- **DIRECTION**
Extract all of the data and reproduce it precisely.

━━ STORED ROWS ━━

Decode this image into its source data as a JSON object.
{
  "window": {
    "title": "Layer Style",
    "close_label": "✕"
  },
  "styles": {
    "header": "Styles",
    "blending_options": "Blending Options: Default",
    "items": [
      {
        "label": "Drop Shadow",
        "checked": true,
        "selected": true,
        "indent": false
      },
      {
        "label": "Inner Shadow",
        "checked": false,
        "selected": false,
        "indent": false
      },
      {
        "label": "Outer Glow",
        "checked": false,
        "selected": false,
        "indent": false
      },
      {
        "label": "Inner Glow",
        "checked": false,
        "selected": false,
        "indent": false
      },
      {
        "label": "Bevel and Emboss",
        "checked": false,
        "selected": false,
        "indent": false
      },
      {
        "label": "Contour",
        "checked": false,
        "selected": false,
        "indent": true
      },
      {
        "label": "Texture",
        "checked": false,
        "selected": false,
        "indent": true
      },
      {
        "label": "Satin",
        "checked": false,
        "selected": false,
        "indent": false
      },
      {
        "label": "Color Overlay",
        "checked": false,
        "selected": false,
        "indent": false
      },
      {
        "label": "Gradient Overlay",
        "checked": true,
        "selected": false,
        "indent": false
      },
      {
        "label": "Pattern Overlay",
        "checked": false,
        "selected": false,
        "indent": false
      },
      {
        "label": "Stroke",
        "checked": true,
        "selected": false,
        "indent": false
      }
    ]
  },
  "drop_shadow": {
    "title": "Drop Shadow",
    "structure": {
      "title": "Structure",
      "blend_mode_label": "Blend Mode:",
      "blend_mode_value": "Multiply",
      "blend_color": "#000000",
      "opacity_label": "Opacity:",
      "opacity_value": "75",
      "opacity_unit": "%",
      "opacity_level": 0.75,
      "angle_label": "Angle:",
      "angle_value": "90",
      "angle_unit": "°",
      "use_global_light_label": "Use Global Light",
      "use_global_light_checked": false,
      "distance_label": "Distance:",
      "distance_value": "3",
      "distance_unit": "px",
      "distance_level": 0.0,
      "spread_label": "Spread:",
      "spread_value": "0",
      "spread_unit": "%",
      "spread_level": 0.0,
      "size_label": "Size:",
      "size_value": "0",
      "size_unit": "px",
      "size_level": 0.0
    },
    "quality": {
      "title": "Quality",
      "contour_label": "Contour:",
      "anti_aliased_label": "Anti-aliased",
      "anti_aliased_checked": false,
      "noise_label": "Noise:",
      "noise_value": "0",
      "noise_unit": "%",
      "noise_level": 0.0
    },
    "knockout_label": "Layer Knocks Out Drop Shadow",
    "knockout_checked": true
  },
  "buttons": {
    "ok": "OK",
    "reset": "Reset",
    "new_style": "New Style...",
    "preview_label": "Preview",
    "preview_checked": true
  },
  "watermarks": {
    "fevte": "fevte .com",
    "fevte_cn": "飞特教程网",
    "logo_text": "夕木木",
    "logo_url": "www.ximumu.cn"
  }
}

━━━

- **RESULT OF THIS TASK**
Decode this image into its source data as a JSON object.
{
  "window": {
    "title": "Layer Style",
    "close_label": "✕"
  },
  "styles": {
    "header": "Styles",
    "blending_options": "Blending Options: Default",
    "items": [
      {
        "label": "Drop Shadow",
        "checked": true,
        "selected": true,
        "indent": false
      },
      {
        "label": "Inner Shadow",
        "checked": false,
        "selected": false,
        "indent": false
      },
      {
        "label": "Outer Glow",
        "checked": false,
        "selected": false,
        "indent": false
      },
      {
        "label": "Inner Glow",
        "checked": false,
        "selected": false,
        "indent": false
      },
      {
        "label": "Bevel and Emboss",
        "checked": false,
        "selected": false,
        "indent": false
      },
      {
        "label": "Contour",
        "checked": false,
        "selected": false,
        "indent": true
      },
      {
        "label": "Texture",
        "checked": false,
        "selected": false,
        "indent": true
      },
      {
        "label": "Satin",
        "checked": false,
        "selected": false,
        "indent": false
      },
      {
        "label": "Color Overlay",
        "checked": false,
        "selected": false,
        "indent": false
      },
      {
        "label": "Gradient Overlay",
        "checked": true,
        "selected": false,
        "indent": false
      },
      {
        "label": "Pattern Overlay",
        "checked": false,
        "selected": false,
        "indent": false
      },
      {
        "label": "Stroke",
        "checked": true,
        "selected": false,
        "indent": false
      }
    ]
  },
  "drop_shadow": {
    "title": "Drop Shadow",
    "structure": {
      "title": "Structure",
      "blend_mode_label": "Blend Mode:",
      "blend_mode_value": "Multiply",
      "blend_color": "#000000",
      "opacity_label": "Opacity:",
      "opacity_value": "75",
      "opacity_unit": "%",
      "opacity_level": 0.75,
      "angle_label": "Angle:",
      "angle_value": "90",
      "angle_unit": "°",
      "use_global_light_label": "Use Global Light",
      "use_global_light_checked": false,
      "distance_label": "Distance:",
      "distance_value": "3",
      "distance_unit": "px",
      "distance_level": 0.0,
      "spread_label": "Spread:",
      "spread_value": "0",
      "spread_unit": "%",
      "spread_level": 0.0,
      "size_label": "Size:",
      "size_value": "0",
      "size_unit": "px",
      "size_level": 0.0
    },
    "quality": {
      "title": "Quality",
      "contour_label": "Contour:",
      "anti_aliased_label": "Anti-aliased",
      "anti_aliased_checked": false,
      "noise_label": "Noise:",
      "noise_value": "0",
      "noise_unit": "%",
      "noise_level": 0.0
    },
    "knockout_label": "Layer Knocks Out Drop Shadow",
    "knockout_checked": true
  },
  "buttons": {
    "ok": "OK",
    "reset": "Reset",
    "new_style": "New Style...",
    "preview_label": "Preview",
    "preview_checked": true
  },
  "watermarks": {
    "fevte": "fevte .com",
    "fevte_cn": "飞特教程网",
    "logo_text": "夕木木",
    "logo_url": "www.ximumu.cn"
  }
}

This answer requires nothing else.